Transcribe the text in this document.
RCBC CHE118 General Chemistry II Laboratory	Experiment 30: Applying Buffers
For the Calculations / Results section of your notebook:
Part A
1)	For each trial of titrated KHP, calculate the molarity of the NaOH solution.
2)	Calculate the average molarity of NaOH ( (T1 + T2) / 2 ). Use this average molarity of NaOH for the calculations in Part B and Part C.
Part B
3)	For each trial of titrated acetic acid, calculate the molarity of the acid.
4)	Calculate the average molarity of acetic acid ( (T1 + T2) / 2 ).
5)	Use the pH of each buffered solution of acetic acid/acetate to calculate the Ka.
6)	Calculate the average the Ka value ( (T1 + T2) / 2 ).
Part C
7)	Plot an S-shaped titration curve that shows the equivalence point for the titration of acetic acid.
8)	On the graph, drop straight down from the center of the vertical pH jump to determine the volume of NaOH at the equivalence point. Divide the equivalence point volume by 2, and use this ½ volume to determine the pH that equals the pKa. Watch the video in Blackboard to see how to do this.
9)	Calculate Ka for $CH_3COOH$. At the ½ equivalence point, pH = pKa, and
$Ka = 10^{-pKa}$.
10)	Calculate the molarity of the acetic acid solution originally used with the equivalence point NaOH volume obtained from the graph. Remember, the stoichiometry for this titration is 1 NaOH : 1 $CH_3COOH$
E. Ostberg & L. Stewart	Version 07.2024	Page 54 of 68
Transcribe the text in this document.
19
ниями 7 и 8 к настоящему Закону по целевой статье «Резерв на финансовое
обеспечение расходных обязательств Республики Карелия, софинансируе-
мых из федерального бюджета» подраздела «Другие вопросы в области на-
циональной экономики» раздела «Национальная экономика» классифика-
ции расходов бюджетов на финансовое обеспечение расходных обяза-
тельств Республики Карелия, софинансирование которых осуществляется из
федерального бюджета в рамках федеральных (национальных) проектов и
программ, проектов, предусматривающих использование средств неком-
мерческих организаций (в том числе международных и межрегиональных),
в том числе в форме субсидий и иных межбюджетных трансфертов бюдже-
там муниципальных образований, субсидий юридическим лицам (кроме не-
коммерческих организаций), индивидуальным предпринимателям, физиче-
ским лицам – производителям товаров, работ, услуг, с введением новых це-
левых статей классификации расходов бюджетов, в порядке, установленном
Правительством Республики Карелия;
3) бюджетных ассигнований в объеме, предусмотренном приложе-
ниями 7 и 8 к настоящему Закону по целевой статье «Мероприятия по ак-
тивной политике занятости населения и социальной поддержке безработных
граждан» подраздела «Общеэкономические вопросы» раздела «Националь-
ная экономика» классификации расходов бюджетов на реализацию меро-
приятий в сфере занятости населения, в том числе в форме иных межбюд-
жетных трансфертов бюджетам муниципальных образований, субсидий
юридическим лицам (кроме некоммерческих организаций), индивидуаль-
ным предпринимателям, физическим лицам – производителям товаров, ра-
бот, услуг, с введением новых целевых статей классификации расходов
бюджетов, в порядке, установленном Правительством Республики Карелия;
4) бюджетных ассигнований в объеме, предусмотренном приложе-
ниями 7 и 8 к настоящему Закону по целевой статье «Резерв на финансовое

_Written request_.
Go through the records and print each one exactly.

_Output of the exercise_.
Transcribe the text in this document.
RCBC CHE118 General Chemistry II Laboratory	Experiment 30: Applying Buffers
For the Calculations / Results section of your notebook:
Part A
1)	For each trial of titrated KHP, calculate the molarity of the NaOH solution.
2)	Calculate the average molarity of NaOH ( (T1 + T2) / 2 ). Use this average molarity of NaOH for the calculations in Part B and Part C.
Part B
3)	For each trial of titrated acetic acid, calculate the molarity of the acid.
4)	Calculate the average molarity of acetic acid ( (T1 + T2) / 2 ).
5)	Use the pH of each buffered solution of acetic acid/acetate to calculate the Ka.
6)	Calculate the average the Ka value ( (T1 + T2) / 2 ).
Part C
7)	Plot an S-shaped titration curve that shows the equivalence point for the titration of acetic acid.
8)	On the graph, drop straight down from the center of the vertical pH jump to determine the volume of NaOH at the equivalence point. Divide the equivalence point volume by 2, and use this ½ volume to determine the pH that equals the pKa. Watch the video in Blackboard to see how to do this.
9)	Calculate Ka for $CH_3COOH$. At the ½ equivalence point, pH = pKa, and
$Ka = 10^{-pKa}$.
10)	Calculate the molarity of the acetic acid solution originally used with the equivalence point NaOH volume obtained from the graph. Remember, the stoichiometry for this titration is 1 NaOH : 1 $CH_3COOH$
E. Ostberg & L. Stewart	Version 07.2024	Page 54 of 68
Transcribe the text in this document.
19
ниями 7 и 8 к настоящему Закону по целевой статье «Резерв на финансовое
обеспечение расходных обязательств Республики Карелия, софинансируе-
мых из федерального бюджета» подраздела «Другие вопросы в области на-
циональной экономики» раздела «Национальная экономика» классифика-
ции расходов бюджетов на финансовое обеспечение расходных обяза-
тельств Республики Карелия, софинансирование которых осуществляется из
федерального бюджета в рамках федеральных (национальных) проектов и
программ, проектов, предусматривающих использование средств неком-
мерческих организаций (в том числе международных и межрегиональных),
в том числе в форме субсидий и иных межбюджетных трансфертов бюдже-
там муниципальных образований, субсидий юридическим лицам (кроме не-
коммерческих организаций), индивидуальным предпринимателям, физиче-
ским лицам – производителям товаров, работ, услуг, с введением новых це-
левых статей классификации расходов бюджетов, в порядке, установленном
Правительством Республики Карелия;
3) бюджетных ассигнований в объеме, предусмотренном приложе-
ниями 7 и 8 к настоящему Закону по целевой статье «Мероприятия по ак-
тивной политике занятости населения и социальной поддержке безработных
граждан» подраздела «Общеэкономические вопросы» раздела «Националь-
ная экономика» классификации расходов бюджетов на реализацию меро-
приятий в сфере занятости населения, в том числе в форме иных межбюд-
жетных трансфертов бюджетам муниципальных образований, субсидий
юридическим лицам (кроме некоммерческих организаций), индивидуаль-
ным предпринимателям, физическим лицам – производителям товаров, ра-
бот, услуг, с введением новых целевых статей классификации расходов
бюджетов, в порядке, установленном Правительством Республики Карелия;
4) бюджетных ассигнований в объеме, предусмотренном приложе-
ниями 7 и 8 к настоящему Закону по целевой статье «Резерв на финансовое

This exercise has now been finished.